** start of Record extracts **

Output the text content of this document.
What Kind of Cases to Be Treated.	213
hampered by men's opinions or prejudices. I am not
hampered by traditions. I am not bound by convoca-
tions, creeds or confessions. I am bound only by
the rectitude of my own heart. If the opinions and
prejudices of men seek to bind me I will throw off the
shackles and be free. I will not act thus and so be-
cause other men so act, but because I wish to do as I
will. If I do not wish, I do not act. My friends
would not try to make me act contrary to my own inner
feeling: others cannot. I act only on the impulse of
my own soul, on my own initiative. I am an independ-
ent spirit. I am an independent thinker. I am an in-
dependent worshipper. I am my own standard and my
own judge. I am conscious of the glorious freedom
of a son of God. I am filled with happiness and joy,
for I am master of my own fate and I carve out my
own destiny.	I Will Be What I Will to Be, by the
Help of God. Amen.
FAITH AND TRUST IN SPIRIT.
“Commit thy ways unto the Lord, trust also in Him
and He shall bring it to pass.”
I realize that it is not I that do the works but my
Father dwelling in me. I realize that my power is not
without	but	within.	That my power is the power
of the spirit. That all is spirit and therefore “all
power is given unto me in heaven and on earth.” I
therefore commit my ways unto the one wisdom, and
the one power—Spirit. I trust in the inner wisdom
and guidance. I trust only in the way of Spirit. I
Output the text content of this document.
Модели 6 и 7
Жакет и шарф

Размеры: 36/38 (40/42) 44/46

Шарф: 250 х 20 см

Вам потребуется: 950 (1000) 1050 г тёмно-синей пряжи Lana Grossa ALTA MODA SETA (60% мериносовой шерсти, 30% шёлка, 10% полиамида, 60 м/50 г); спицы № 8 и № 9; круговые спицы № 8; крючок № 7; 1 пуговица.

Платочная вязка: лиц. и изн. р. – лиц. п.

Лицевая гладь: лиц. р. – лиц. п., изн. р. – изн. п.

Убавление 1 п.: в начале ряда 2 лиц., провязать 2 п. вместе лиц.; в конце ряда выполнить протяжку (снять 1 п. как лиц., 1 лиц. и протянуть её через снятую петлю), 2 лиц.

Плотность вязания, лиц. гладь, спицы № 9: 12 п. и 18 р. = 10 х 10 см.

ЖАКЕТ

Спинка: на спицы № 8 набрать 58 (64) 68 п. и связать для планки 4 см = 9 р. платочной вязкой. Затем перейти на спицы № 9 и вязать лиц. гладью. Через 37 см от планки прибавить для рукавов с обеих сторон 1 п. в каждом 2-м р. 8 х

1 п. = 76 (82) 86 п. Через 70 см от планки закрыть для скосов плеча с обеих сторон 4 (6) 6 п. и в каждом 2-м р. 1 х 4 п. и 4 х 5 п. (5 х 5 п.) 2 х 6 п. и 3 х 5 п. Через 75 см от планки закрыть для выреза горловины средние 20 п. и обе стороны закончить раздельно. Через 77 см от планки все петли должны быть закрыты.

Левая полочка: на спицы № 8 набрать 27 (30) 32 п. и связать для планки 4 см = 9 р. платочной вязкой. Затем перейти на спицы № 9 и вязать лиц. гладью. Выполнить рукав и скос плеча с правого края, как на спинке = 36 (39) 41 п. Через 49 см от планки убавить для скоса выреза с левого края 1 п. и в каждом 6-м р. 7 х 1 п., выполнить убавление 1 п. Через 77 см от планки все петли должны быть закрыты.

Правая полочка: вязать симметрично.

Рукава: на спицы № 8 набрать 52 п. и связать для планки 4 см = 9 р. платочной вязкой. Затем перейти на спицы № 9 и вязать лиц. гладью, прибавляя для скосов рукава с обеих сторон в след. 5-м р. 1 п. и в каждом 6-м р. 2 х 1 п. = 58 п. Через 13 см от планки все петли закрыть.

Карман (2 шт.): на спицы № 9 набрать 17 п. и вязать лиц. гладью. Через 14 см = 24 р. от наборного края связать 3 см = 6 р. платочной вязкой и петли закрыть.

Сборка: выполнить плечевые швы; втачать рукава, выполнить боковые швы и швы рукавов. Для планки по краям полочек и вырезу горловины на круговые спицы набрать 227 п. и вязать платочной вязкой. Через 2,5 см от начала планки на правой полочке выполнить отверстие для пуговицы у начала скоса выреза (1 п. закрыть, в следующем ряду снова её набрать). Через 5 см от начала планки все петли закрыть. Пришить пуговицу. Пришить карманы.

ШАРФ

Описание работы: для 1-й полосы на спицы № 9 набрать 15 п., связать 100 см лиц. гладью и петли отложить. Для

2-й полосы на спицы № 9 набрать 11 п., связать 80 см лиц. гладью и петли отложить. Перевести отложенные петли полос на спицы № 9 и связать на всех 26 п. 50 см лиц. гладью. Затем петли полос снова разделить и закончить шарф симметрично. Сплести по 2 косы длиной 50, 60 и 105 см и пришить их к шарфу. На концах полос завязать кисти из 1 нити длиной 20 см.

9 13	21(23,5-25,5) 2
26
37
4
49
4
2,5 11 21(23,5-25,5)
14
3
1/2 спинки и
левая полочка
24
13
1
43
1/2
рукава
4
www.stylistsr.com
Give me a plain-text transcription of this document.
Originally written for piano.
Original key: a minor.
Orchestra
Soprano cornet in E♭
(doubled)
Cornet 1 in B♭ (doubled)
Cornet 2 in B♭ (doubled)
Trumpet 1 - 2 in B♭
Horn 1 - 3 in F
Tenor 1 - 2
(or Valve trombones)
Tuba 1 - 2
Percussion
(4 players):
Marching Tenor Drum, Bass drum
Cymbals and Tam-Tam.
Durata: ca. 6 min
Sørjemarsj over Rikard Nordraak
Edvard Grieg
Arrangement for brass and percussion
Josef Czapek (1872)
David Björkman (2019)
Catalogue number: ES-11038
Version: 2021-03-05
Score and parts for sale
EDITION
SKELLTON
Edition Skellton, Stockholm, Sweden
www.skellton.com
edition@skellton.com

** end of Record extracts **

§ **Task requirements**
Scan the material above. Extract every line in which the word "doubled" occurs.

§ **Exercise solution**
(doubled)
Cornet 1 in B♭ (doubled)
Cornet 2 in B♭ (doubled)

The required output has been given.